EXERCISE GOAL ▸ Give only the number of lines in the records that include the string "average".

THE INPUT ▸

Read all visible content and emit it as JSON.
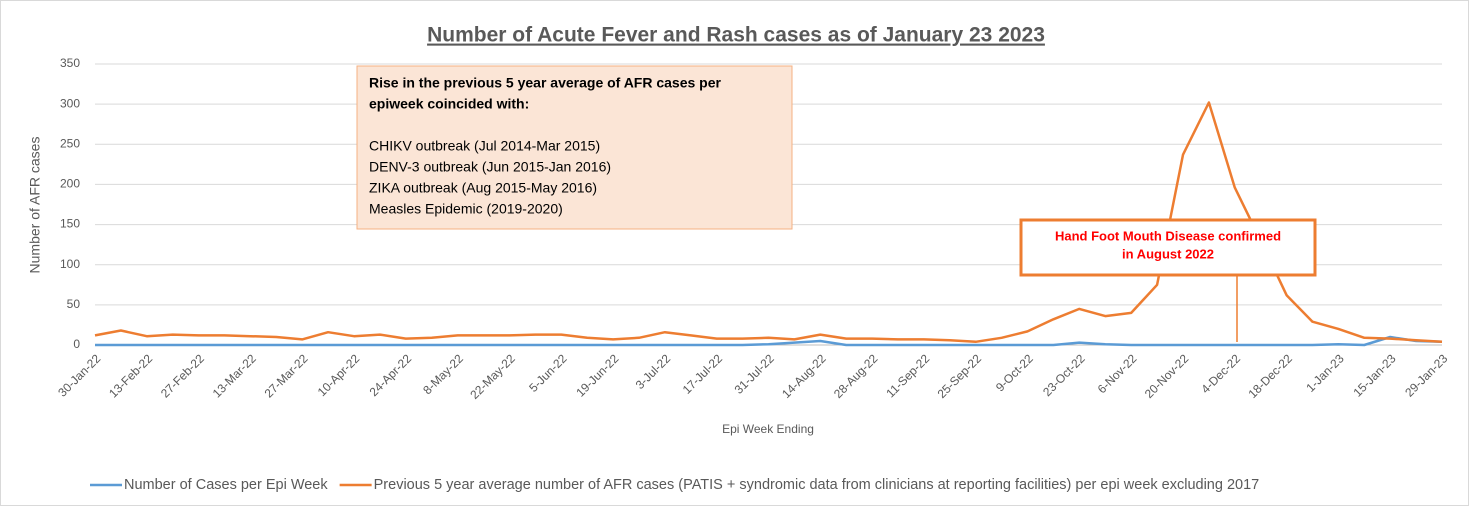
{
  "chart_data": {
    "type": "line",
    "title": "Number of Acute Fever and Rash cases as of January 23 2023",
    "x_label": "Epi Week Ending",
    "y_label": "Number of AFR cases",
    "categories": [
      "30-Jan-22",
      null,
      "13-Feb-22",
      null,
      "27-Feb-22",
      null,
      "13-Mar-22",
      null,
      "27-Mar-22",
      null,
      "10-Apr-22",
      null,
      "24-Apr-22",
      null,
      "8-May-22",
      null,
      "22-May-22",
      null,
      "5-Jun-22",
      null,
      "19-Jun-22",
      null,
      "3-Jul-22",
      null,
      "17-Jul-22",
      null,
      "31-Jul-22",
      null,
      "14-Aug-22",
      null,
      "28-Aug-22",
      null,
      "11-Sep-22",
      null,
      "25-Sep-22",
      null,
      "9-Oct-22",
      null,
      "23-Oct-22",
      null,
      "6-Nov-22",
      null,
      "20-Nov-22",
      null,
      "4-Dec-22",
      null,
      "18-Dec-22",
      null,
      "1-Jan-23",
      null,
      "15-Jan-23",
      null,
      "29-Jan-23"
    ],
    "series": [
      {
        "name": "Number of Cases per Epi Week",
        "color": "#5b9bd5",
        "values": [
          0,
          0,
          0,
          0,
          0,
          0,
          0,
          0,
          0,
          0,
          0,
          0,
          0,
          0,
          0,
          0,
          0,
          0,
          0,
          0,
          0,
          0,
          0,
          0,
          0,
          0,
          1,
          3,
          5,
          0,
          0,
          0,
          0,
          0,
          0,
          0,
          0,
          0,
          3,
          1,
          0,
          0,
          0,
          0,
          0,
          0,
          0,
          0,
          1,
          0,
          10,
          5,
          4
        ]
      },
      {
        "name": "Previous 5 year average number of AFR cases (PATIS + syndromic data from clinicians at reporting facilities) per epi week excluding 2017",
        "color": "#ed7d31",
        "values": [
          12,
          18,
          11,
          13,
          12,
          12,
          11,
          10,
          7,
          16,
          11,
          13,
          8,
          9,
          12,
          12,
          12,
          13,
          13,
          9,
          7,
          9,
          16,
          12,
          8,
          8,
          9,
          7,
          13,
          8,
          8,
          7,
          7,
          6,
          4,
          9,
          17,
          32,
          45,
          36,
          40,
          75,
          237,
          302,
          196,
          130,
          62,
          29,
          20,
          9,
          8,
          6,
          4
        ]
      }
    ],
    "ylim": [
      0,
      350
    ],
    "yticks": [
      0,
      50,
      100,
      150,
      200,
      250,
      300,
      350
    ],
    "grid": true,
    "legend": "bottom",
    "annotations": [
      {
        "heading": [
          "Rise in the previous 5 year average of AFR cases per",
          "epiweek coincided with:"
        ],
        "items": [
          "CHIKV outbreak (Jul 2014-Mar 2015)",
          "DENV-3 outbreak (Jun 2015-Jan 2016)",
          "ZIKA outbreak (Aug 2015-May 2016)",
          "Measles Epidemic (2019-2020)"
        ]
      },
      {
        "heading": [
          "Hand Foot Mouth Disease  confirmed",
          "in August 2022"
        ]
      }
    ]
  }
}
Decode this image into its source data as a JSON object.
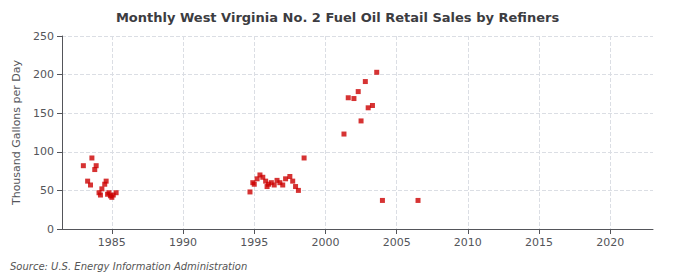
{
  "chart_data": {
    "type": "scatter",
    "title": "Monthly West Virginia No. 2 Fuel Oil Retail Sales by Refiners",
    "ylabel": "Thousand Gallons per Day",
    "annotations": [
      "Source: U.S. Energy Information Administration"
    ],
    "color": "#cc0000",
    "marker": "square",
    "grid": true,
    "xlim": [
      1981.5,
      2023
    ],
    "ylim": [
      0,
      250
    ],
    "xticks": [
      1985,
      1990,
      1995,
      2000,
      2005,
      2010,
      2015,
      2020
    ],
    "yticks": [
      0,
      50,
      100,
      150,
      200,
      250
    ],
    "x": [
      1983.0,
      1983.3,
      1983.5,
      1983.6,
      1983.8,
      1983.9,
      1984.1,
      1984.2,
      1984.3,
      1984.5,
      1984.6,
      1984.7,
      1984.8,
      1984.9,
      1985.0,
      1985.1,
      1985.3,
      1994.7,
      1994.9,
      1995.0,
      1995.2,
      1995.4,
      1995.6,
      1995.8,
      1995.9,
      1996.0,
      1996.2,
      1996.4,
      1996.6,
      1996.8,
      1997.0,
      1997.2,
      1997.5,
      1997.7,
      1997.9,
      1998.1,
      1998.5,
      2001.3,
      2001.6,
      2002.0,
      2002.3,
      2002.5,
      2002.8,
      2003.0,
      2003.3,
      2003.6,
      2004.0,
      2006.5
    ],
    "values": [
      82,
      62,
      57,
      92,
      77,
      82,
      47,
      44,
      52,
      58,
      62,
      45,
      47,
      43,
      41,
      44,
      47,
      48,
      60,
      58,
      65,
      70,
      67,
      62,
      55,
      58,
      60,
      57,
      63,
      60,
      57,
      65,
      68,
      62,
      55,
      50,
      92,
      123,
      170,
      169,
      178,
      140,
      191,
      157,
      160,
      203,
      37,
      37
    ]
  }
}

SOLUTION BELOW ▸ 2